>> start Input rows

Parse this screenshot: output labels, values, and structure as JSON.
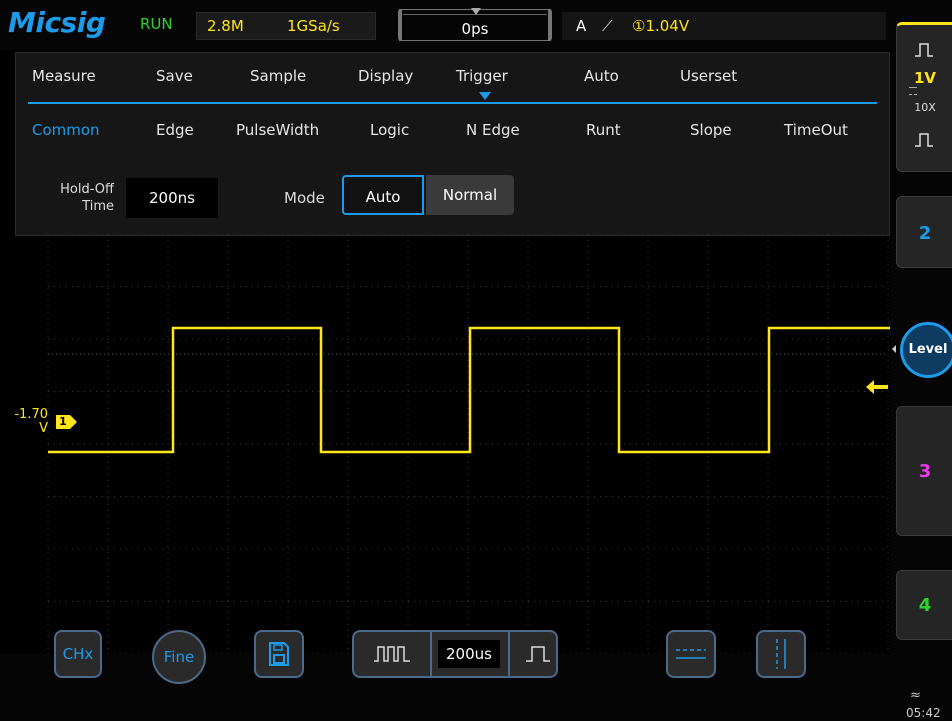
{
  "header": {
    "logo": "Micsig",
    "run_state": "RUN",
    "memory_depth": "2.8M",
    "sample_rate": "1GSa/s",
    "horizontal_position": "0ps",
    "trigger_source": "A",
    "trigger_edge": "⟋",
    "trigger_level": "①1.04V"
  },
  "menu": {
    "top_items": [
      "Measure",
      "Save",
      "Sample",
      "Display",
      "Trigger",
      "Auto",
      "Userset"
    ],
    "selected_top": "Trigger",
    "sub_items": [
      "Common",
      "Edge",
      "PulseWidth",
      "Logic",
      "N Edge",
      "Runt",
      "Slope",
      "TimeOut"
    ],
    "selected_sub": "Common",
    "holdoff_label_1": "Hold-Off",
    "holdoff_label_2": "Time",
    "holdoff_value": "200ns",
    "mode_label": "Mode",
    "mode_options": [
      "Auto",
      "Normal"
    ],
    "mode_selected": "Auto"
  },
  "waveform": {
    "ch1_offset_label_1": "-1.70",
    "ch1_offset_label_2": "V",
    "ch1_marker": "1",
    "color": "#ffe51a"
  },
  "right_panel": {
    "ch1_scale": "1V",
    "ch1_probe": "10X",
    "level_button": "Level",
    "ch2": "2",
    "ch3": "3",
    "ch4": "4",
    "colors": {
      "ch1": "#ffe51a",
      "ch2": "#1e9be8",
      "ch3": "#e83ae8",
      "ch4": "#2ed32e"
    }
  },
  "bottom": {
    "chx": "CHx",
    "fine": "Fine",
    "timebase": "200us",
    "time": "05:42"
  }
}
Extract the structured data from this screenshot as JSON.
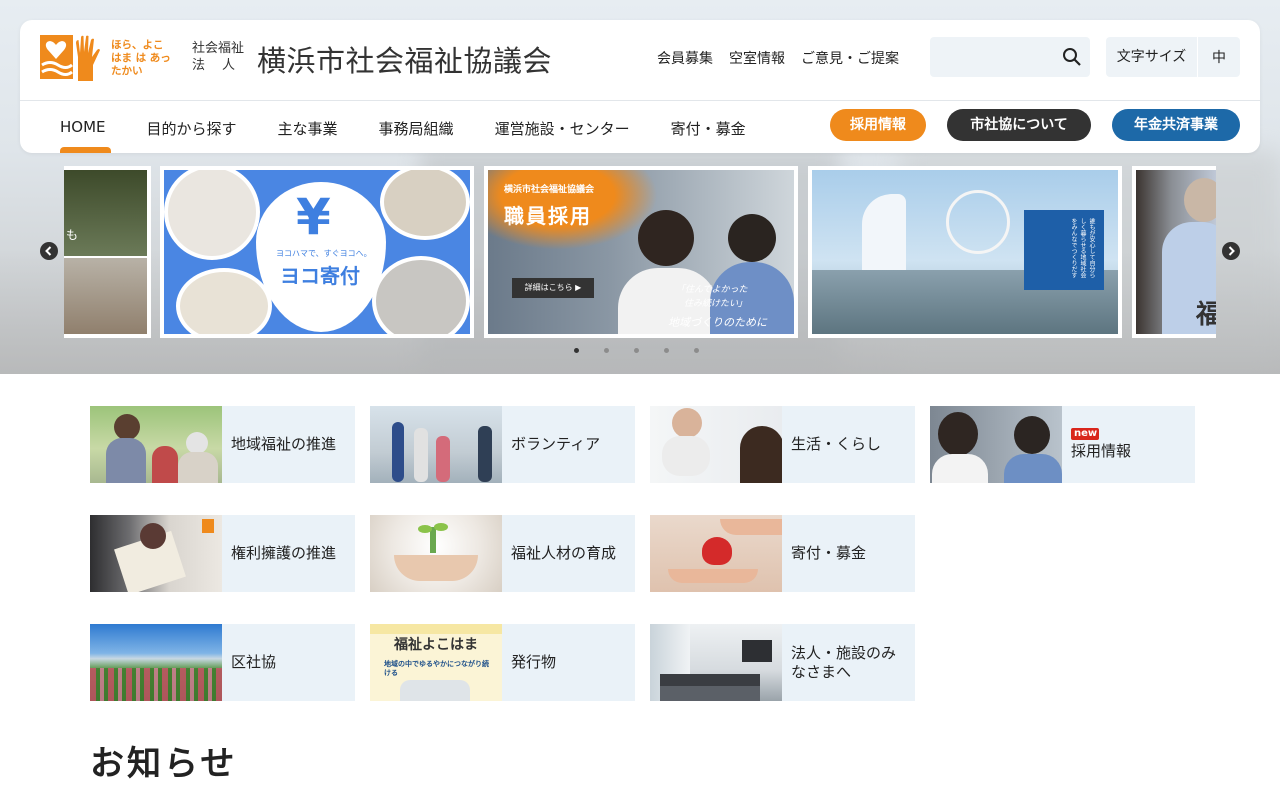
{
  "header": {
    "logo_slogan": "ほら、よこはま は あったかい",
    "org_type_line1": "社会福祉",
    "org_type_line2": "法人",
    "org_name": "横浜市社会福祉協議会",
    "util_links": [
      "会員募集",
      "空室情報",
      "ご意見・ご提案"
    ],
    "search_placeholder": "",
    "font_size_label": "文字サイズ",
    "font_size_value": "中"
  },
  "nav": {
    "items": [
      "HOME",
      "目的から探す",
      "主な事業",
      "事務局組織",
      "運営施設・センター",
      "寄付・募金"
    ],
    "active": "HOME",
    "buttons": [
      {
        "label": "採用情報",
        "color": "#ef8a1c"
      },
      {
        "label": "市社協について",
        "color": "#333333"
      },
      {
        "label": "年金共済事業",
        "color": "#1d69a8"
      }
    ]
  },
  "carousel": {
    "slides": [
      {
        "text": "も"
      },
      {
        "caption": "ヨコハマで、すぐヨコへ。",
        "title": "ヨコ寄付",
        "symbol": "¥"
      },
      {
        "org": "横浜市社会福祉協議会",
        "title": "職員採用",
        "button": "詳細はこちら ▶",
        "quote1": "「住んでよかった",
        "quote2": "住み続けたい」",
        "quote3": "地域づくりのために"
      },
      {
        "vertical_text": "誰もが安心して自分らしく暮らせる地域社会をみんなでつくりだす"
      },
      {
        "text": "福"
      }
    ],
    "dots_count": 5,
    "active_dot": 0
  },
  "categories": [
    {
      "label": "地域福祉の推進",
      "new": false
    },
    {
      "label": "ボランティア",
      "new": false
    },
    {
      "label": "生活・くらし",
      "new": false
    },
    {
      "label": "採用情報",
      "new": true,
      "badge": "new"
    },
    {
      "label": "権利擁護の推進",
      "new": false
    },
    {
      "label": "福祉人材の育成",
      "new": false
    },
    {
      "label": "寄付・募金",
      "new": false
    },
    {
      "label": "区社協",
      "new": false
    },
    {
      "label": "発行物",
      "new": false,
      "thumb_title": "福祉よこはま",
      "thumb_sub": "地域の中でゆるやかにつながり続ける"
    },
    {
      "label": "法人・施設のみなさまへ",
      "new": false
    }
  ],
  "news": {
    "title": "お知らせ"
  },
  "colors": {
    "accent": "#ef8a1c",
    "brand_blue": "#1d69a8",
    "dark": "#333333",
    "card_bg": "#eaf2f8"
  }
}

>> end Input rows

What is expected:
Your copy should repeat each entry above exactly but contain no pictures.

Correct answer:
Parse this screenshot: output labels, values, and structure as JSON.
{
  "header": {
    "logo": "Micsig",
    "run_state": "RUN",
    "memory_depth": "2.8M",
    "sample_rate": "1GSa/s",
    "horizontal_position": "0ps",
    "trigger_source": "A",
    "trigger_edge": "⟋",
    "trigger_level": "①1.04V"
  },
  "menu": {
    "top_items": [
      "Measure",
      "Save",
      "Sample",
      "Display",
      "Trigger",
      "Auto",
      "Userset"
    ],
    "selected_top": "Trigger",
    "sub_items": [
      "Common",
      "Edge",
      "PulseWidth",
      "Logic",
      "N Edge",
      "Runt",
      "Slope",
      "TimeOut"
    ],
    "selected_sub": "Common",
    "holdoff_label_1": "Hold-Off",
    "holdoff_label_2": "Time",
    "holdoff_value": "200ns",
    "mode_label": "Mode",
    "mode_options": [
      "Auto",
      "Normal"
    ],
    "mode_selected": "Auto"
  },
  "waveform": {
    "ch1_offset_label_1": "-1.70",
    "ch1_offset_label_2": "V",
    "ch1_marker": "1",
    "color": "#ffe51a"
  },
  "right_panel": {
    "ch1_scale": "1V",
    "ch1_probe": "10X",
    "level_button": "Level",
    "ch2": "2",
    "ch3": "3",
    "ch4": "4",
    "colors": {
      "ch1": "#ffe51a",
      "ch2": "#1e9be8",
      "ch3": "#e83ae8",
      "ch4": "#2ed32e"
    }
  },
  "bottom": {
    "chx": "CHx",
    "fine": "Fine",
    "timebase": "200us",
    "time": "05:42"
  }
}
Extract the structured data from this screenshot as JSON.
{
  "header": {
    "logo_slogan": "ほら、よこはま は あったかい",
    "org_type_line1": "社会福祉",
    "org_type_line2": "法人",
    "org_name": "横浜市社会福祉協議会",
    "util_links": [
      "会員募集",
      "空室情報",
      "ご意見・ご提案"
    ],
    "search_placeholder": "",
    "font_size_label": "文字サイズ",
    "font_size_value": "中"
  },
  "nav": {
    "items": [
      "HOME",
      "目的から探す",
      "主な事業",
      "事務局組織",
      "運営施設・センター",
      "寄付・募金"
    ],
    "active": "HOME",
    "buttons": [
      {
        "label": "採用情報",
        "color": "#ef8a1c"
      },
      {
        "label": "市社協について",
        "color": "#333333"
      },
      {
        "label": "年金共済事業",
        "color": "#1d69a8"
      }
    ]
  },
  "carousel": {
    "slides": [
      {
        "text": "も"
      },
      {
        "caption": "ヨコハマで、すぐヨコへ。",
        "title": "ヨコ寄付",
        "symbol": "¥"
      },
      {
        "org": "横浜市社会福祉協議会",
        "title": "職員採用",
        "button": "詳細はこちら ▶",
        "quote1": "「住んでよかった",
        "quote2": "住み続けたい」",
        "quote3": "地域づくりのために"
      },
      {
        "vertical_text": "誰もが安心して自分らしく暮らせる地域社会をみんなでつくりだす"
      },
      {
        "text": "福"
      }
    ],
    "dots_count": 5,
    "active_dot": 0
  },
  "categories": [
    {
      "label": "地域福祉の推進",
      "new": false
    },
    {
      "label": "ボランティア",
      "new": false
    },
    {
      "label": "生活・くらし",
      "new": false
    },
    {
      "label": "採用情報",
      "new": true,
      "badge": "new"
    },
    {
      "label": "権利擁護の推進",
      "new": false
    },
    {
      "label": "福祉人材の育成",
      "new": false
    },
    {
      "label": "寄付・募金",
      "new": false
    },
    {
      "label": "区社協",
      "new": false
    },
    {
      "label": "発行物",
      "new": false,
      "thumb_title": "福祉よこはま",
      "thumb_sub": "地域の中でゆるやかにつながり続ける"
    },
    {
      "label": "法人・施設のみなさまへ",
      "new": false
    }
  ],
  "news": {
    "title": "お知らせ"
  },
  "colors": {
    "accent": "#ef8a1c",
    "brand_blue": "#1d69a8",
    "dark": "#333333",
    "card_bg": "#eaf2f8"
  }
}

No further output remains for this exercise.